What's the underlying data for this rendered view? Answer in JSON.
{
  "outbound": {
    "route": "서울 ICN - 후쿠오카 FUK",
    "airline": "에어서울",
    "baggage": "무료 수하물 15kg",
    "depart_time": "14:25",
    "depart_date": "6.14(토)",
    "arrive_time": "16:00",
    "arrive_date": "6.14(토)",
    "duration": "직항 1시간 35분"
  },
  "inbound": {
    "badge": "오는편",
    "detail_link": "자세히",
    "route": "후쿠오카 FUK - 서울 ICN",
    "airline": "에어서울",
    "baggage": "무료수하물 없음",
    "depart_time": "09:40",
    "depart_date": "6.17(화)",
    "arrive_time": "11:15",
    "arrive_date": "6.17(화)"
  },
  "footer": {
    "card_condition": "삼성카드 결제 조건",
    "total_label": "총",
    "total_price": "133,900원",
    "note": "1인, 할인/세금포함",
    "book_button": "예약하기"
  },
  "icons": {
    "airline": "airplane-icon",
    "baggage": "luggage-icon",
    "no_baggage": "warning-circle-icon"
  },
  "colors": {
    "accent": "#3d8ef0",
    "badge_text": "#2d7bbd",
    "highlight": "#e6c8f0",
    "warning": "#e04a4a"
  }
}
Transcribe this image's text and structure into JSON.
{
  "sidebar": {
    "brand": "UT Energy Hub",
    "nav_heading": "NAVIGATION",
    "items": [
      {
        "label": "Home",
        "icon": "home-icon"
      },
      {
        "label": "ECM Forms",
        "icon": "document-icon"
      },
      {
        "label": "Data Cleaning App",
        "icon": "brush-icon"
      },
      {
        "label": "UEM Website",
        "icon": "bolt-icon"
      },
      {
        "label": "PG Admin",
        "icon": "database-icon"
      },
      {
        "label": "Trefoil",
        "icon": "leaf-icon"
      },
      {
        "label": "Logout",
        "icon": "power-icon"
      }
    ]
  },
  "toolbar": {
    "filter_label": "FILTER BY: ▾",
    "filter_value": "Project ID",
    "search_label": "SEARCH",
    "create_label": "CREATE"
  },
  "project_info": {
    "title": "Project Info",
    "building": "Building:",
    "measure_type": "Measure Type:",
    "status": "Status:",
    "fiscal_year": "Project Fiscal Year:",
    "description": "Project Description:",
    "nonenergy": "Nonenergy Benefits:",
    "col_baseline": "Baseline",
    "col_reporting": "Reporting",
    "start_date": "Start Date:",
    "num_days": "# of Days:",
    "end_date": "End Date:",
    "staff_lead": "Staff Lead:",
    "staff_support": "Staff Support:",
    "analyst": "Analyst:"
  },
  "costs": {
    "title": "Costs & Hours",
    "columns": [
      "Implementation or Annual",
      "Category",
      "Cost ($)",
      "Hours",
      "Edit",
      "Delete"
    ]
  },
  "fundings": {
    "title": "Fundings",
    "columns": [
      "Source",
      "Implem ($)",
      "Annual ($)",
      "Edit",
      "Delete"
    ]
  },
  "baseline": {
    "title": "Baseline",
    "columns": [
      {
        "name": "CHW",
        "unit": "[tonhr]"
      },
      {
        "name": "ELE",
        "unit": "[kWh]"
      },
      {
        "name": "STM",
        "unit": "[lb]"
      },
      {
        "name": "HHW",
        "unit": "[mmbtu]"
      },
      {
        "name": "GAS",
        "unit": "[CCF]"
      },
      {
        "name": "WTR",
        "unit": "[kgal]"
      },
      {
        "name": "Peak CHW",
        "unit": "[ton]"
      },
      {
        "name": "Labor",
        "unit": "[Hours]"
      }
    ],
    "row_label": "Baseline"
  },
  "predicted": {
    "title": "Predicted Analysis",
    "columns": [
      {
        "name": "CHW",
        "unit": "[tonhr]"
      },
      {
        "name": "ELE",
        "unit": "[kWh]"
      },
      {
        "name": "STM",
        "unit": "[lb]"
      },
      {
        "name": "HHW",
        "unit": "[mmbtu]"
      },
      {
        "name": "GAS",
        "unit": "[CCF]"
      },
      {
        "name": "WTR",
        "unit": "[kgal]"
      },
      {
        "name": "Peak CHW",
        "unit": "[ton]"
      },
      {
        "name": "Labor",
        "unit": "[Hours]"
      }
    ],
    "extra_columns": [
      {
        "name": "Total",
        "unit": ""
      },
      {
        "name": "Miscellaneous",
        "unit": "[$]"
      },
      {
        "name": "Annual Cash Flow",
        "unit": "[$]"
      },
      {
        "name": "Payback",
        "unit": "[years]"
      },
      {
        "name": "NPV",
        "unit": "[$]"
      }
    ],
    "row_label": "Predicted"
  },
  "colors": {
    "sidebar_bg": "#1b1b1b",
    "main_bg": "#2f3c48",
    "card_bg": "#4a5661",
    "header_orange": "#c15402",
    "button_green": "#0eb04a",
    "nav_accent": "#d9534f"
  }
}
------------------------
Copy each line from the data above that includes "JSON".

What's the underlying data for this rendered view? Answer in JSON.
Transcribe this image's text and structure into JSON.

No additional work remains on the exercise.